## Data records

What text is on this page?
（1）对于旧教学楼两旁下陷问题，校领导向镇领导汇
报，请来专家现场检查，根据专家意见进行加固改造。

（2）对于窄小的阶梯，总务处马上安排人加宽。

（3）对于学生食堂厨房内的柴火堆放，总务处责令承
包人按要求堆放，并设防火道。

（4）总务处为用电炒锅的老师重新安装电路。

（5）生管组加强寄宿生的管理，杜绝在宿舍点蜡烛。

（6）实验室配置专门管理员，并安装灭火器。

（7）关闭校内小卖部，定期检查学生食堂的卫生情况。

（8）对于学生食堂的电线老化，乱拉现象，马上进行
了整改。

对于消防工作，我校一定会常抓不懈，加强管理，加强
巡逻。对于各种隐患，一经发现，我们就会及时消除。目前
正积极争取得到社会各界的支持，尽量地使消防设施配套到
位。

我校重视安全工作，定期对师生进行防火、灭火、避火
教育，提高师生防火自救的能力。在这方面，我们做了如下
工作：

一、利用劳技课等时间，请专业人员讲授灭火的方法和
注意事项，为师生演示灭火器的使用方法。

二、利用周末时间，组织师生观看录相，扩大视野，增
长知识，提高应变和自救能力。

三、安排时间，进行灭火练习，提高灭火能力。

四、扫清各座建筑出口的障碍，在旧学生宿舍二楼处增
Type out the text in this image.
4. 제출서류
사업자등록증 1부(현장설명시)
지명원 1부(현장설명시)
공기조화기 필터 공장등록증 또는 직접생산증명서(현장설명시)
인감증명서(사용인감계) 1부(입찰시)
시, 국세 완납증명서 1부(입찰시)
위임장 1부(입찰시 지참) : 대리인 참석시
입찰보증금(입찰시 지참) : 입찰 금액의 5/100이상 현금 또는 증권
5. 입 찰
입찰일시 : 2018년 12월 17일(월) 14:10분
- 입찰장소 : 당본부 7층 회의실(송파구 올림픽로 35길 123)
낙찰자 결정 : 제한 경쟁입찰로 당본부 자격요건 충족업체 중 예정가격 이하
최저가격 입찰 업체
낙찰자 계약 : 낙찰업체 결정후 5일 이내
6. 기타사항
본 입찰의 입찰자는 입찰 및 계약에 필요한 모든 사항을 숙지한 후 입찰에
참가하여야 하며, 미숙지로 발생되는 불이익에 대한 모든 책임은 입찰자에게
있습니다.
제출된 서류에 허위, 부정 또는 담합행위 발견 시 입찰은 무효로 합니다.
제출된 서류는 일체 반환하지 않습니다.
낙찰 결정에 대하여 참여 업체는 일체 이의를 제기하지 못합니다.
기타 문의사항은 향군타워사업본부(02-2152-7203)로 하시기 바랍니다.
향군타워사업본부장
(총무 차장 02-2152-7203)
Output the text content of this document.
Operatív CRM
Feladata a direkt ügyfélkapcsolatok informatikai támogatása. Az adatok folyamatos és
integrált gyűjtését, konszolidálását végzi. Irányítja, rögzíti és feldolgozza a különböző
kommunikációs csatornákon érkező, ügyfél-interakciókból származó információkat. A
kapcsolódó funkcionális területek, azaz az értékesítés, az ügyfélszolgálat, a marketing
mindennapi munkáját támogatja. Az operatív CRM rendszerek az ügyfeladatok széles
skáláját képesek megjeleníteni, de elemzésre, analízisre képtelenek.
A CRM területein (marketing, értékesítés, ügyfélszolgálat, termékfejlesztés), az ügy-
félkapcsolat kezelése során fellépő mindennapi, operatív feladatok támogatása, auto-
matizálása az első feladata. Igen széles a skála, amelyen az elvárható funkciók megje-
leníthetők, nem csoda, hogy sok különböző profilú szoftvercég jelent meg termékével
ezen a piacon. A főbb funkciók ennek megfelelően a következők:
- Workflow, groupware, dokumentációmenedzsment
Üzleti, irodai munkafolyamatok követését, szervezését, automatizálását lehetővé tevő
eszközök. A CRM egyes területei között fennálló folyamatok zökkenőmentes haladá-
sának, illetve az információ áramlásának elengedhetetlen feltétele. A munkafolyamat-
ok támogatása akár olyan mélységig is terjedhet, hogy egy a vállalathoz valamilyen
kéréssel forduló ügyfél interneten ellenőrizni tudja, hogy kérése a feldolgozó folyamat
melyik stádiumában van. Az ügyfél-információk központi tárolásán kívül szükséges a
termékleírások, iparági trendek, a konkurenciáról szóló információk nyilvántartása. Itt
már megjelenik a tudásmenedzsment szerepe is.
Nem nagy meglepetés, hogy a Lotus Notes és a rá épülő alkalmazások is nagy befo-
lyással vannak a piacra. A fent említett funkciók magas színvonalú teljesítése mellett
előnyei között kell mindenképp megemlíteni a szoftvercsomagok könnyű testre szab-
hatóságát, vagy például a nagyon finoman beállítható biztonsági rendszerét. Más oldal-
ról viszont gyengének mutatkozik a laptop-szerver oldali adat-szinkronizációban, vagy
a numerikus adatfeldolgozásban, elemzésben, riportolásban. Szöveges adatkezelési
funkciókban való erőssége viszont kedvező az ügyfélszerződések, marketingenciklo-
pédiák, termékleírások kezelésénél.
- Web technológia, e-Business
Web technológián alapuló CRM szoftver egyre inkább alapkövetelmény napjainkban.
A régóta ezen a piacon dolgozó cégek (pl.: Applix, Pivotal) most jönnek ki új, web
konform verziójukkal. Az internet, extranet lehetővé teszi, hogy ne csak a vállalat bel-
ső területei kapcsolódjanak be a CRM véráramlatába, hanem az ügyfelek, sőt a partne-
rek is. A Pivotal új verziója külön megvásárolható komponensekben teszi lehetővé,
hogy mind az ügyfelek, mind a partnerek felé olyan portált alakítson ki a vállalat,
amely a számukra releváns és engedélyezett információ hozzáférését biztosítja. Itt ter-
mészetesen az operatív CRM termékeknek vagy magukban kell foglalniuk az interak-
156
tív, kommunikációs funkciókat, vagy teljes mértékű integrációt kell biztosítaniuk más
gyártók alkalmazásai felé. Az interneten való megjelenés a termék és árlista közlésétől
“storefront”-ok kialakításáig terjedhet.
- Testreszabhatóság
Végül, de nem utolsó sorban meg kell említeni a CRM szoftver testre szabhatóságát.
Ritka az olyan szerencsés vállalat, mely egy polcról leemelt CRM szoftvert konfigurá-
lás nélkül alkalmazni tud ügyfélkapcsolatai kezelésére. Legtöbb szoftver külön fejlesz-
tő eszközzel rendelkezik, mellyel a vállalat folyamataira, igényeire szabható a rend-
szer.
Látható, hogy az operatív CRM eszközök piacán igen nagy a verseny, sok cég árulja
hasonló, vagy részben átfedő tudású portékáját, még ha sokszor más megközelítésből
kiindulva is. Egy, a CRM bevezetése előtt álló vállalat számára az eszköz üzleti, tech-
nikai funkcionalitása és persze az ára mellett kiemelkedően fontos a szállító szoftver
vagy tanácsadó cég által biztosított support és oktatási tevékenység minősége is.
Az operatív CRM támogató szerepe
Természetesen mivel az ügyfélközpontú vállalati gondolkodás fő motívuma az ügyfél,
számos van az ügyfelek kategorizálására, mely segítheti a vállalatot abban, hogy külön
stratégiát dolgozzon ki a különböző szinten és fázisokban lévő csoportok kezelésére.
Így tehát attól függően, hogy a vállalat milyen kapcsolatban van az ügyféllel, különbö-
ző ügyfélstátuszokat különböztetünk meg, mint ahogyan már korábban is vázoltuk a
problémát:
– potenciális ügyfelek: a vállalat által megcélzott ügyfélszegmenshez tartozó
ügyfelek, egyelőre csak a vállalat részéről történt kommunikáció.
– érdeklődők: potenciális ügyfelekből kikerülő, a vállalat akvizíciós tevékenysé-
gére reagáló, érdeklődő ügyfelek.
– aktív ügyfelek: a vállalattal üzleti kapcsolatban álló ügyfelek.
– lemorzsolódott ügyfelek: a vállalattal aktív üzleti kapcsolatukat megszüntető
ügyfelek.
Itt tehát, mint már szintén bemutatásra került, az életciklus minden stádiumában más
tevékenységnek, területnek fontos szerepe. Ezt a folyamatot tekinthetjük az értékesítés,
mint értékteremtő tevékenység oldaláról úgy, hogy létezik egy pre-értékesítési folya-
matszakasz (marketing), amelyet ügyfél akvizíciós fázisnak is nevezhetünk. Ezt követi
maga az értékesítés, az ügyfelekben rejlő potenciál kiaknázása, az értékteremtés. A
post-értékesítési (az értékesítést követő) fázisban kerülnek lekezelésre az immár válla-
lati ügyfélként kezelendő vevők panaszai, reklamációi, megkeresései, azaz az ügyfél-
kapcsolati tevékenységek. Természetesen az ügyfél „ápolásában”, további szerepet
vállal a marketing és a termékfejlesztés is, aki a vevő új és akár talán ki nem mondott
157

## Goal
Among the entries above, how many lines hold the word "termékfejlesztés"? Reply with only that number.

## The solution
2